- _Exercise requirements_
Below are some records. Copy every line in them that holds "JSON".

— START OF Working data —

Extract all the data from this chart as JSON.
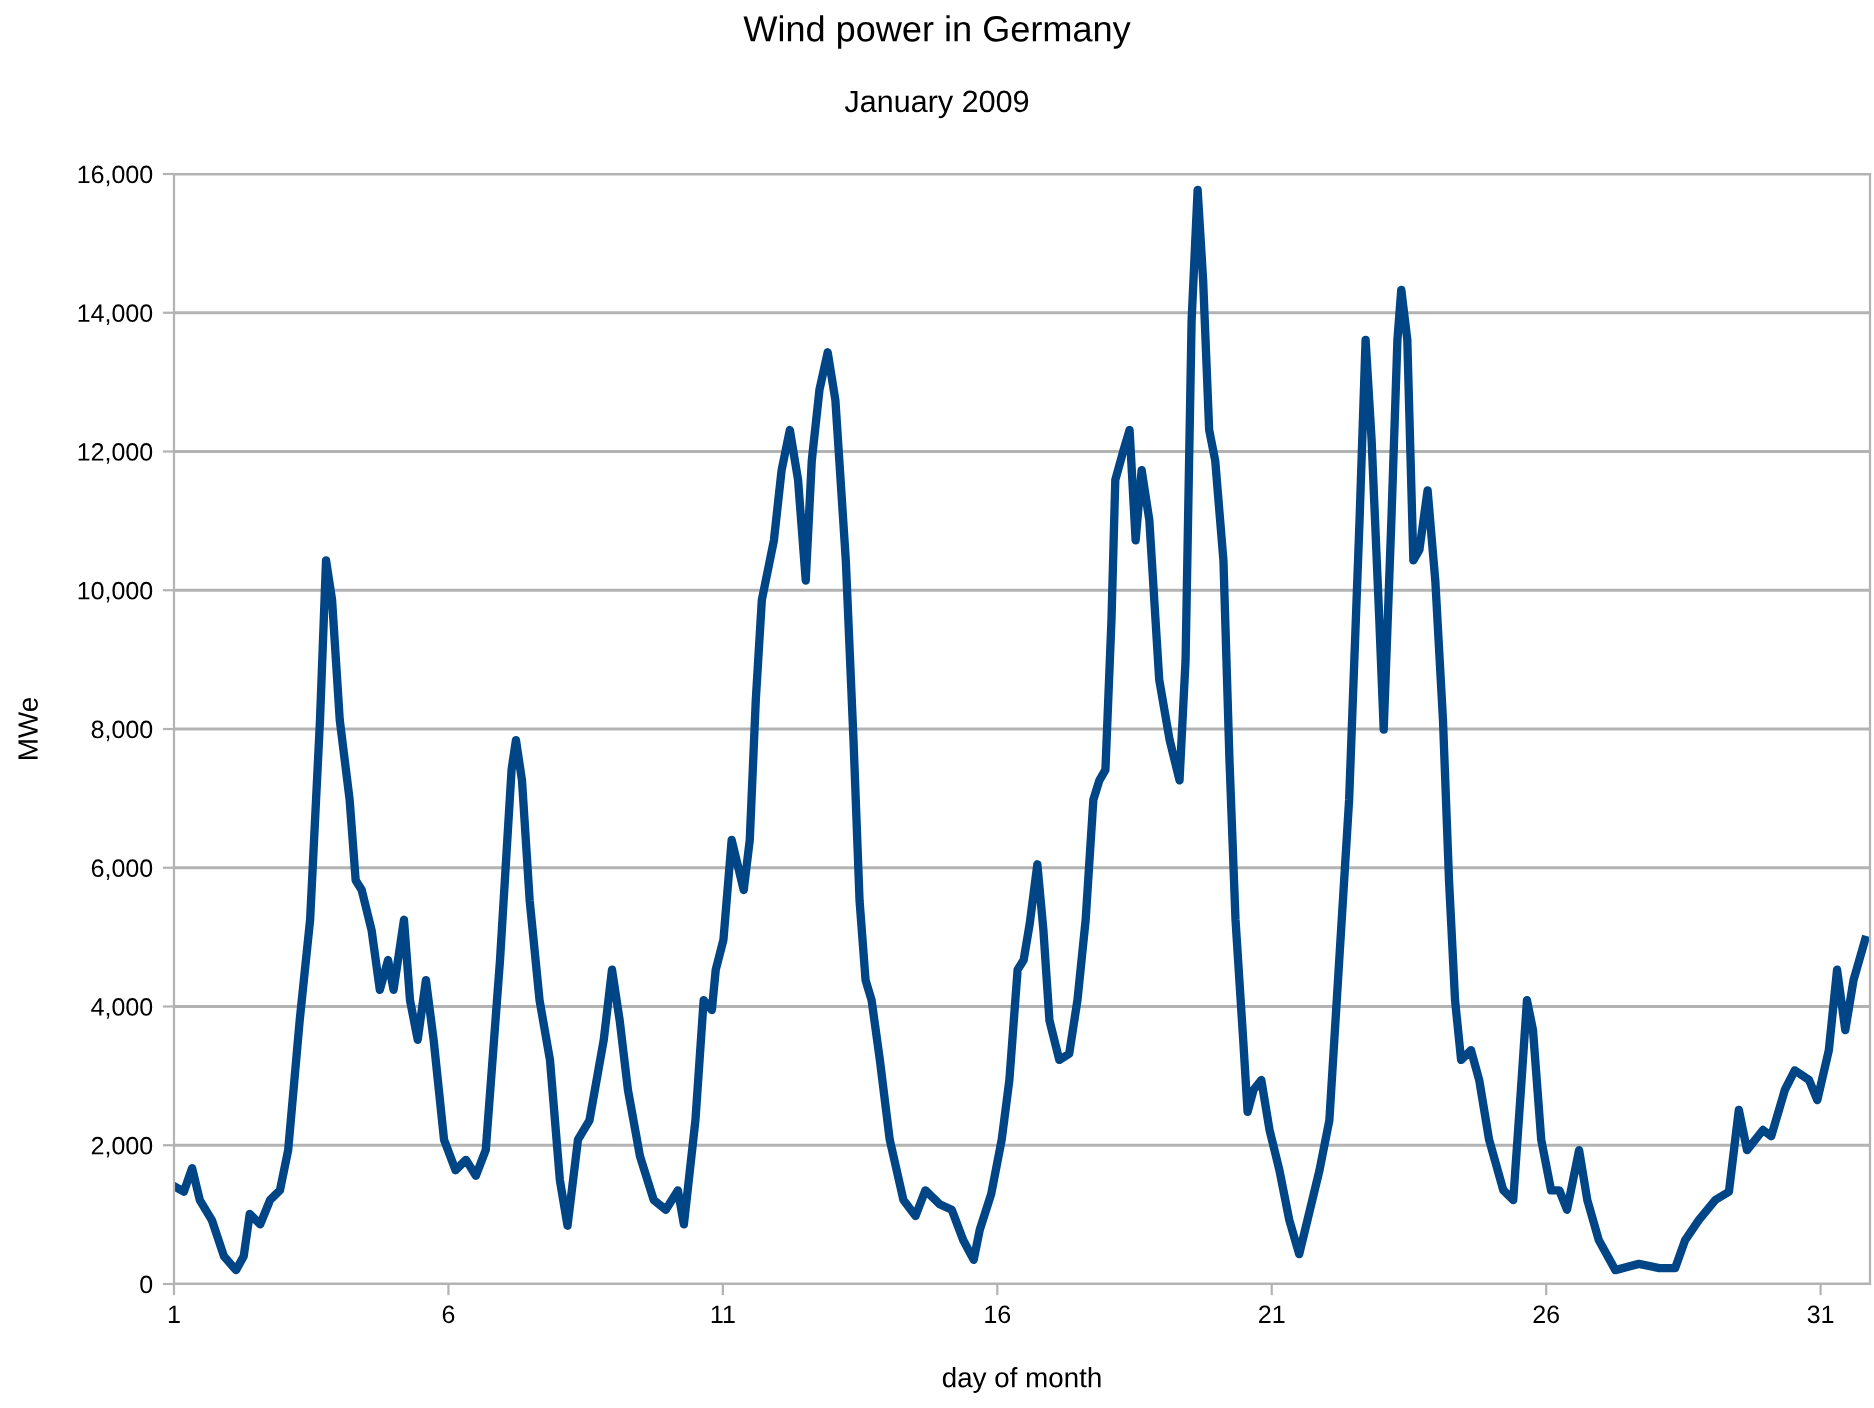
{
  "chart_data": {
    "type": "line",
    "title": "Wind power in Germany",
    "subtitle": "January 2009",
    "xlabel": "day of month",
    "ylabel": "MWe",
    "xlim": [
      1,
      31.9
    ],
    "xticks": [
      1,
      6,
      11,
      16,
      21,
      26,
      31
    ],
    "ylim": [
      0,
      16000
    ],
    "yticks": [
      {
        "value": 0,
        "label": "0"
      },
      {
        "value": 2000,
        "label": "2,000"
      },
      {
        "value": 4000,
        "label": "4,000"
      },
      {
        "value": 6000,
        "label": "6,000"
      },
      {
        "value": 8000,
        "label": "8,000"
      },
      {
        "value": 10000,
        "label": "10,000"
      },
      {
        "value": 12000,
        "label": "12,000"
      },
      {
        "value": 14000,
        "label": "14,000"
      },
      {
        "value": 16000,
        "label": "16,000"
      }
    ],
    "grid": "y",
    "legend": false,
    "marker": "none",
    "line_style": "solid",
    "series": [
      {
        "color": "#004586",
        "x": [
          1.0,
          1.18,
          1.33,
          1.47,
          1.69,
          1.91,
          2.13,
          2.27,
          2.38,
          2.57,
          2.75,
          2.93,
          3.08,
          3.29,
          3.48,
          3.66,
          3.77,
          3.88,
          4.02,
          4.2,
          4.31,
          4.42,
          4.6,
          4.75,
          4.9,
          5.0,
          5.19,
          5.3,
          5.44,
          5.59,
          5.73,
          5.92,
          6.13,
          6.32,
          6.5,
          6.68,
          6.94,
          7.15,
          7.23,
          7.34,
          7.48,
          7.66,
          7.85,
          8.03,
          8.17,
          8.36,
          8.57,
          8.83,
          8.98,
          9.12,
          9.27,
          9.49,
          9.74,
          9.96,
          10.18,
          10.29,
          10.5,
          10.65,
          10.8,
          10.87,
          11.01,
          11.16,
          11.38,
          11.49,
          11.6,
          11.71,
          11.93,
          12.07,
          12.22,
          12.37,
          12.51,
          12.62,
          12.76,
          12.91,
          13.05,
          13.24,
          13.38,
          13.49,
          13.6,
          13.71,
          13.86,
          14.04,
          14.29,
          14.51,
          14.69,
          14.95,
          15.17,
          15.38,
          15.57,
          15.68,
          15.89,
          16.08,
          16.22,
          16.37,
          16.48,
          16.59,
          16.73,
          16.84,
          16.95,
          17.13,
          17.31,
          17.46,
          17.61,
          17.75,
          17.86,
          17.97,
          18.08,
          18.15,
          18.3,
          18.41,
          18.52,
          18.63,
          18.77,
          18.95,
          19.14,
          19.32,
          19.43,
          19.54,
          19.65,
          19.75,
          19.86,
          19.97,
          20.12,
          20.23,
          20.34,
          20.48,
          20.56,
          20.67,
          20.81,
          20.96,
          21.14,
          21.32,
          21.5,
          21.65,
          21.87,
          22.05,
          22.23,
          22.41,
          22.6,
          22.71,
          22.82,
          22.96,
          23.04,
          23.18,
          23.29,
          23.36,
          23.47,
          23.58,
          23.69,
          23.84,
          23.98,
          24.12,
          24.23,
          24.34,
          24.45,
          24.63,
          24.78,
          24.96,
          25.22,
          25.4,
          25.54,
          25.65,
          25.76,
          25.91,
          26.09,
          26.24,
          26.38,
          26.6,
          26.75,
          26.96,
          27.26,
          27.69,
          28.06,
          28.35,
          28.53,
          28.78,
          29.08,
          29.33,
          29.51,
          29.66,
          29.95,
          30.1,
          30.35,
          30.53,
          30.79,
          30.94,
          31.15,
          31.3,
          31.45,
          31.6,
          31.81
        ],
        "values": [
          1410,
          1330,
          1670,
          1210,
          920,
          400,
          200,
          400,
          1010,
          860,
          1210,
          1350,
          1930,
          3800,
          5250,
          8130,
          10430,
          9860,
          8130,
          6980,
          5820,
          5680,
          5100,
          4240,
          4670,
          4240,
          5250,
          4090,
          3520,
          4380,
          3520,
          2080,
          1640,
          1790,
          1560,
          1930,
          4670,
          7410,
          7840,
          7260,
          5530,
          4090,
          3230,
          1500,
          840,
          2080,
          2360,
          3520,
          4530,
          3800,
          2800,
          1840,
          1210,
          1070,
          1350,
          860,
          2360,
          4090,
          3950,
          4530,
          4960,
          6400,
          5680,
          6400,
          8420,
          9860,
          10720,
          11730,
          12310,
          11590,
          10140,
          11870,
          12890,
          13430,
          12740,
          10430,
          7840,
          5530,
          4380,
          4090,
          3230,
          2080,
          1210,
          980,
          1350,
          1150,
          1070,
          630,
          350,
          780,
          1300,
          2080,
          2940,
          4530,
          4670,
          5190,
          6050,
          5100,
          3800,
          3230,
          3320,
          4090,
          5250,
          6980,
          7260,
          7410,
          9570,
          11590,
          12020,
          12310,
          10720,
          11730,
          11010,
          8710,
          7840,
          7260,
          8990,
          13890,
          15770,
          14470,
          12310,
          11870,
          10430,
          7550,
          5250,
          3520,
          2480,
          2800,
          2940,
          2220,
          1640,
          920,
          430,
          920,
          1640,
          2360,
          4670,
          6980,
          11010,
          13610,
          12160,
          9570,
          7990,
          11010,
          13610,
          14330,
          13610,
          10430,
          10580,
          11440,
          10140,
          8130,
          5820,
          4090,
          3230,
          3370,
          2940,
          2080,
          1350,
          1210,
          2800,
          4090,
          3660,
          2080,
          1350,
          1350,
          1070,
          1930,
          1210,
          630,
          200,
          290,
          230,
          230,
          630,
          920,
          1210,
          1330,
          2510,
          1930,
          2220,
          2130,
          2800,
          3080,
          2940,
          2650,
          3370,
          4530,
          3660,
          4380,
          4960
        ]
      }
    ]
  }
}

— END OF Working data —
— START OF Working data —

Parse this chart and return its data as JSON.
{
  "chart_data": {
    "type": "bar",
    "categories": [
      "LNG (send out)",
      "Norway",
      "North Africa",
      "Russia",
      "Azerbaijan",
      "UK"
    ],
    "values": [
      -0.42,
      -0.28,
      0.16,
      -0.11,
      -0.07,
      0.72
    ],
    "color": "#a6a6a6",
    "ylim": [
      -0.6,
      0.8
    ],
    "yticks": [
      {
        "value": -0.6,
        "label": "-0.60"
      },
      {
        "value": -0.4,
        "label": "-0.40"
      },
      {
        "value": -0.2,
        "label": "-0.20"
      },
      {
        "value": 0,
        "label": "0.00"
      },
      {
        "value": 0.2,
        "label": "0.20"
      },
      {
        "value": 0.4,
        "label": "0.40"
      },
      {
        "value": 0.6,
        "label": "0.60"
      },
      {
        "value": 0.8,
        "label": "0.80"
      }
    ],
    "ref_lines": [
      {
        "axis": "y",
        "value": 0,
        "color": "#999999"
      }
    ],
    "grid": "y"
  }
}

— END OF Working data —
— START OF Working data —

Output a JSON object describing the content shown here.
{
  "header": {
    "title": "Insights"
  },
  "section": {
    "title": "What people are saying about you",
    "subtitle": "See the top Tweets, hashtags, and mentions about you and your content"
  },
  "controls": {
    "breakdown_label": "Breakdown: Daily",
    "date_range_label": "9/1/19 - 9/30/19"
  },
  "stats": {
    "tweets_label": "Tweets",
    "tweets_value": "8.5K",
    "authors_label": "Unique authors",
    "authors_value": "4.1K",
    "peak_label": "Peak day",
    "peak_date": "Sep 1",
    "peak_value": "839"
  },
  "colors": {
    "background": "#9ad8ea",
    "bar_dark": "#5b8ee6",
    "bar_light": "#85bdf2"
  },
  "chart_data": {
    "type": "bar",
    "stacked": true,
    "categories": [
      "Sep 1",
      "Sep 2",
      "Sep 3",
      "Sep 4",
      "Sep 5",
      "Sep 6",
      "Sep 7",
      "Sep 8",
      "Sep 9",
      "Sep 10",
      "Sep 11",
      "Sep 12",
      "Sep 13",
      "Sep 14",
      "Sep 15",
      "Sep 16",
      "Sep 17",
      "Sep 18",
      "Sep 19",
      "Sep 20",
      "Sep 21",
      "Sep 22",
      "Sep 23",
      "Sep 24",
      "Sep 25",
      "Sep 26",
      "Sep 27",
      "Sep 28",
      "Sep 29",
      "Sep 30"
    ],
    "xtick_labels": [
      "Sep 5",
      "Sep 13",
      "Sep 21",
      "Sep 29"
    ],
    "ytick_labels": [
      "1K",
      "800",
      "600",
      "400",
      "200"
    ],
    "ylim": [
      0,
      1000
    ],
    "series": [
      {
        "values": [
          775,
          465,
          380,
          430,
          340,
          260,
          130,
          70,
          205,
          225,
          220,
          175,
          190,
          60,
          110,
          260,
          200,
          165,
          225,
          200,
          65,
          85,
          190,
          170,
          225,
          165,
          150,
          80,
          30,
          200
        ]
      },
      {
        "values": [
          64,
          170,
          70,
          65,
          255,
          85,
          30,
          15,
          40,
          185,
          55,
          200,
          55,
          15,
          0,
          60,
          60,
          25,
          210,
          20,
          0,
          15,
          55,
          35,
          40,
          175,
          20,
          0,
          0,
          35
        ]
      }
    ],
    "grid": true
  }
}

— END OF Working data —

- _The completed task_
Extract all the data from this chart as JSON.
Parse this chart and return its data as JSON.
Output a JSON object describing the content shown here.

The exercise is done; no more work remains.